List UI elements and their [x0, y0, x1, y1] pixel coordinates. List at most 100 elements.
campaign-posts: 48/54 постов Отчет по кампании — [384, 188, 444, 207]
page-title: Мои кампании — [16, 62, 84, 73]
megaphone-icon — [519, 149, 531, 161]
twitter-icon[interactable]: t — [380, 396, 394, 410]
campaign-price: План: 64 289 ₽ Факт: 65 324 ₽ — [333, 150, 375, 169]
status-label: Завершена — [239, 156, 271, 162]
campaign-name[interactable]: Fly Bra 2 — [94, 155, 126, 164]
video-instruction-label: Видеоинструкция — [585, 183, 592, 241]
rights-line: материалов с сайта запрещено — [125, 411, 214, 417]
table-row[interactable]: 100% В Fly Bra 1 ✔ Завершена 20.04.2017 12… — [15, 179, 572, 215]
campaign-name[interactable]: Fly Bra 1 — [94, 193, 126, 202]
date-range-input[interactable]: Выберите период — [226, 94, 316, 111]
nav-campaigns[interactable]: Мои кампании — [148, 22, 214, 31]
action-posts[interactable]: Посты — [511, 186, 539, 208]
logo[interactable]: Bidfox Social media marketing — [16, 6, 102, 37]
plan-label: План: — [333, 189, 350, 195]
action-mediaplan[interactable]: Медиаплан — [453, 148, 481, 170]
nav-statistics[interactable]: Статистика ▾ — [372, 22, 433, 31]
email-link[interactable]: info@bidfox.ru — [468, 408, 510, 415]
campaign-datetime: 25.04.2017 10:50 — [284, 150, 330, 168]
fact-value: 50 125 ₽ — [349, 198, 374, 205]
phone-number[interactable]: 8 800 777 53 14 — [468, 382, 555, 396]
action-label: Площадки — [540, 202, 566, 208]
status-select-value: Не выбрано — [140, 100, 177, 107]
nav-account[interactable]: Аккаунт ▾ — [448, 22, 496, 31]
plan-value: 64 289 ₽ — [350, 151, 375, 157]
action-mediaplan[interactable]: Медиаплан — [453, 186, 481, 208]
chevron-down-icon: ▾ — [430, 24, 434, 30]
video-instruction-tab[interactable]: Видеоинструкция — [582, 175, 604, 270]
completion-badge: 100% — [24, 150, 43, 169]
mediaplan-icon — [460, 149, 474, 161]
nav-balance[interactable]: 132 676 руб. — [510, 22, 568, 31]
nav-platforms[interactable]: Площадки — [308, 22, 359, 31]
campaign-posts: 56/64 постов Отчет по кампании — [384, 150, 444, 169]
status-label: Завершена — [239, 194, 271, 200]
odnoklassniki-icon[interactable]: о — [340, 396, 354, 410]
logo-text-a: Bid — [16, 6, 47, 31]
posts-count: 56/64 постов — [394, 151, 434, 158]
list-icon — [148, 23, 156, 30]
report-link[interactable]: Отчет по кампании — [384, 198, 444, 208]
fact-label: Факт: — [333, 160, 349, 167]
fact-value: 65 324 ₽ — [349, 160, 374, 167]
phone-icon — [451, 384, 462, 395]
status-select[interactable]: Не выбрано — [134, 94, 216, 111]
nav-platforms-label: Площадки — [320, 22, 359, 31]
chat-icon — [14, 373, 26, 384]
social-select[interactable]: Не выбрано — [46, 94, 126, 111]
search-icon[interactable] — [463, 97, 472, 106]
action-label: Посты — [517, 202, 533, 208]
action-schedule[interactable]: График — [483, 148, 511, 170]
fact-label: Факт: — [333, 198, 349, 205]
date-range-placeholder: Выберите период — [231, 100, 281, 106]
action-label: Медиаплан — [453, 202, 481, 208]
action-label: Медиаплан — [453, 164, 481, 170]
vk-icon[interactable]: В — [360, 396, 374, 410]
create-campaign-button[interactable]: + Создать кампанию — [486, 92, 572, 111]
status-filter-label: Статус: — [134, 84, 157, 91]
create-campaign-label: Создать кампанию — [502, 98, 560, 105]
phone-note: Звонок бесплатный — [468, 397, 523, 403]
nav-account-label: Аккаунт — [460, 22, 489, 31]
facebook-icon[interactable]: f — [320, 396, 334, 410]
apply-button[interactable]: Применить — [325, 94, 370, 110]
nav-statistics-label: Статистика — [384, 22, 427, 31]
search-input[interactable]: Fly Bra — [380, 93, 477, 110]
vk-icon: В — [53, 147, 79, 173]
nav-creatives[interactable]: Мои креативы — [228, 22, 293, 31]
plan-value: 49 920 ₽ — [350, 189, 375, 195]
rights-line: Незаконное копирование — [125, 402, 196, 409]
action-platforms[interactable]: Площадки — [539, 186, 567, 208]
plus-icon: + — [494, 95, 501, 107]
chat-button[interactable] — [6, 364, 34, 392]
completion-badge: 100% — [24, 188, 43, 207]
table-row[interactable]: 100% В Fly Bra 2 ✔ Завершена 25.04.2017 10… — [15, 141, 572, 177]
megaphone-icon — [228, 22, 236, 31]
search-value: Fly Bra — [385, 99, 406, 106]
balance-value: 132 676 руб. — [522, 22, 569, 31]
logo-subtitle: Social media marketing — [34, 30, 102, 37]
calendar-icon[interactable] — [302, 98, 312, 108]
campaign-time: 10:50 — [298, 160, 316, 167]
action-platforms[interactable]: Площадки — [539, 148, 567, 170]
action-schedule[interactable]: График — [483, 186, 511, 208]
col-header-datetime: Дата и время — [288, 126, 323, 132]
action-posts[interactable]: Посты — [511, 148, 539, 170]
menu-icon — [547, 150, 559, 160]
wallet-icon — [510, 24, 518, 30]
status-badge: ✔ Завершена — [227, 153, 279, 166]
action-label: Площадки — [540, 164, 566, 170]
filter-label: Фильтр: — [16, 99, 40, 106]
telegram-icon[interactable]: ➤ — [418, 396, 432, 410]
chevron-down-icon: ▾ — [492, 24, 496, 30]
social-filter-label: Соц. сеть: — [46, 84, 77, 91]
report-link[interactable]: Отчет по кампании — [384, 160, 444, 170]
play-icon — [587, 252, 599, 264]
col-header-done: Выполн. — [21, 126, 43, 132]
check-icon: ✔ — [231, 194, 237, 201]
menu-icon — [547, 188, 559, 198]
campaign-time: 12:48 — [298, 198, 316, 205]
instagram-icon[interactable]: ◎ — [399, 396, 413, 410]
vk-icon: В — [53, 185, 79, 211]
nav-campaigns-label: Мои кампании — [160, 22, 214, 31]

═══

■ Problem statement: Copy out each line of the listing above without changing anything.

■ Solution to the exercise:
List UI elements and their [x0, y0, x1, y1] pixel coordinates. List at most 100 elements.
campaign-posts: 48/54 постов Отчет по кампании — [384, 188, 444, 207]
page-title: Мои кампании — [16, 62, 84, 73]
megaphone-icon — [519, 149, 531, 161]
twitter-icon[interactable]: t — [380, 396, 394, 410]
campaign-price: План: 64 289 ₽ Факт: 65 324 ₽ — [333, 150, 375, 169]
status-label: Завершена — [239, 156, 271, 162]
campaign-name[interactable]: Fly Bra 2 — [94, 155, 126, 164]
video-instruction-label: Видеоинструкция — [585, 183, 592, 241]
rights-line: материалов с сайта запрещено — [125, 411, 214, 417]
table-row[interactable]: 100% В Fly Bra 1 ✔ Завершена 20.04.2017 12… — [15, 179, 572, 215]
campaign-name[interactable]: Fly Bra 1 — [94, 193, 126, 202]
date-range-input[interactable]: Выберите период — [226, 94, 316, 111]
nav-campaigns[interactable]: Мои кампании — [148, 22, 214, 31]
action-posts[interactable]: Посты — [511, 186, 539, 208]
logo[interactable]: Bidfox Social media marketing — [16, 6, 102, 37]
plan-label: План: — [333, 189, 350, 195]
action-mediaplan[interactable]: Медиаплан — [453, 148, 481, 170]
nav-statistics[interactable]: Статистика ▾ — [372, 22, 433, 31]
email-link[interactable]: info@bidfox.ru — [468, 408, 510, 415]
campaign-datetime: 25.04.2017 10:50 — [284, 150, 330, 168]
fact-value: 50 125 ₽ — [349, 198, 374, 205]
phone-number[interactable]: 8 800 777 53 14 — [468, 382, 555, 396]
action-label: Площадки — [540, 202, 566, 208]
status-select-value: Не выбрано — [140, 100, 177, 107]
nav-account[interactable]: Аккаунт ▾ — [448, 22, 496, 31]
plan-value: 64 289 ₽ — [350, 151, 375, 157]
action-mediaplan[interactable]: Медиаплан — [453, 186, 481, 208]
chevron-down-icon: ▾ — [430, 24, 434, 30]
video-instruction-tab[interactable]: Видеоинструкция — [582, 175, 604, 270]
completion-badge: 100% — [24, 150, 43, 169]
mediaplan-icon — [460, 149, 474, 161]
nav-balance[interactable]: 132 676 руб. — [510, 22, 568, 31]
nav-platforms[interactable]: Площадки — [308, 22, 359, 31]
campaign-posts: 56/64 постов Отчет по кампании — [384, 150, 444, 169]
status-label: Завершена — [239, 194, 271, 200]
odnoklassniki-icon[interactable]: о — [340, 396, 354, 410]
logo-text-a: Bid — [16, 6, 47, 31]
posts-count: 56/64 постов — [394, 151, 434, 158]
list-icon — [148, 23, 156, 30]
report-link[interactable]: Отчет по кампании — [384, 198, 444, 208]
fact-label: Факт: — [333, 160, 349, 167]
fact-value: 65 324 ₽ — [349, 160, 374, 167]
phone-icon — [451, 384, 462, 395]
status-select[interactable]: Не выбрано — [134, 94, 216, 111]
nav-platforms-label: Площадки — [320, 22, 359, 31]
chat-icon — [14, 373, 26, 384]
social-select[interactable]: Не выбрано — [46, 94, 126, 111]
search-icon[interactable] — [463, 97, 472, 106]
action-label: Посты — [517, 202, 533, 208]
action-schedule[interactable]: График — [483, 148, 511, 170]
fact-label: Факт: — [333, 198, 349, 205]
date-range-placeholder: Выберите период — [231, 100, 281, 106]
action-label: Медиаплан — [453, 202, 481, 208]
action-label: Медиаплан — [453, 164, 481, 170]
vk-icon[interactable]: В — [360, 396, 374, 410]
create-campaign-button[interactable]: + Создать кампанию — [486, 92, 572, 111]
status-filter-label: Статус: — [134, 84, 157, 91]
create-campaign-label: Создать кампанию — [502, 98, 560, 105]
phone-note: Звонок бесплатный — [468, 397, 523, 403]
nav-account-label: Аккаунт — [460, 22, 489, 31]
facebook-icon[interactable]: f — [320, 396, 334, 410]
apply-button[interactable]: Применить — [325, 94, 370, 110]
nav-statistics-label: Статистика — [384, 22, 427, 31]
search-input[interactable]: Fly Bra — [380, 93, 477, 110]
vk-icon: В — [53, 147, 79, 173]
nav-creatives[interactable]: Мои креативы — [228, 22, 293, 31]
plan-value: 49 920 ₽ — [350, 189, 375, 195]
rights-line: Незаконное копирование — [125, 402, 196, 409]
action-platforms[interactable]: Площадки — [539, 186, 567, 208]
plus-icon: + — [494, 95, 501, 107]
chat-button[interactable] — [6, 364, 34, 392]
completion-badge: 100% — [24, 188, 43, 207]
table-row[interactable]: 100% В Fly Bra 2 ✔ Завершена 25.04.2017 10… — [15, 141, 572, 177]
megaphone-icon — [228, 22, 236, 31]
search-value: Fly Bra — [385, 99, 406, 106]
balance-value: 132 676 руб. — [522, 22, 569, 31]
logo-subtitle: Social media marketing — [34, 30, 102, 37]
calendar-icon[interactable] — [302, 98, 312, 108]
campaign-time: 10:50 — [298, 160, 316, 167]
action-platforms[interactable]: Площадки — [539, 148, 567, 170]
action-schedule[interactable]: График — [483, 186, 511, 208]
col-header-datetime: Дата и время — [288, 126, 323, 132]
action-posts[interactable]: Посты — [511, 148, 539, 170]
menu-icon — [547, 150, 559, 160]
wallet-icon — [510, 24, 518, 30]
status-badge: ✔ Завершена — [227, 153, 279, 166]
action-label: Площадки — [540, 164, 566, 170]
filter-label: Фильтр: — [16, 99, 40, 106]
telegram-icon[interactable]: ➤ — [418, 396, 432, 410]
chevron-down-icon: ▾ — [492, 24, 496, 30]
social-filter-label: Соц. сеть: — [46, 84, 77, 91]
report-link[interactable]: Отчет по кампании — [384, 160, 444, 170]
play-icon — [587, 252, 599, 264]
col-header-done: Выполн. — [21, 126, 43, 132]
check-icon: ✔ — [231, 194, 237, 201]
menu-icon — [547, 188, 559, 198]
campaign-time: 12:48 — [298, 198, 316, 205]
instagram-icon[interactable]: ◎ — [399, 396, 413, 410]
vk-icon: В — [53, 185, 79, 211]
nav-campaigns-label: Мои кампании — [160, 22, 214, 31]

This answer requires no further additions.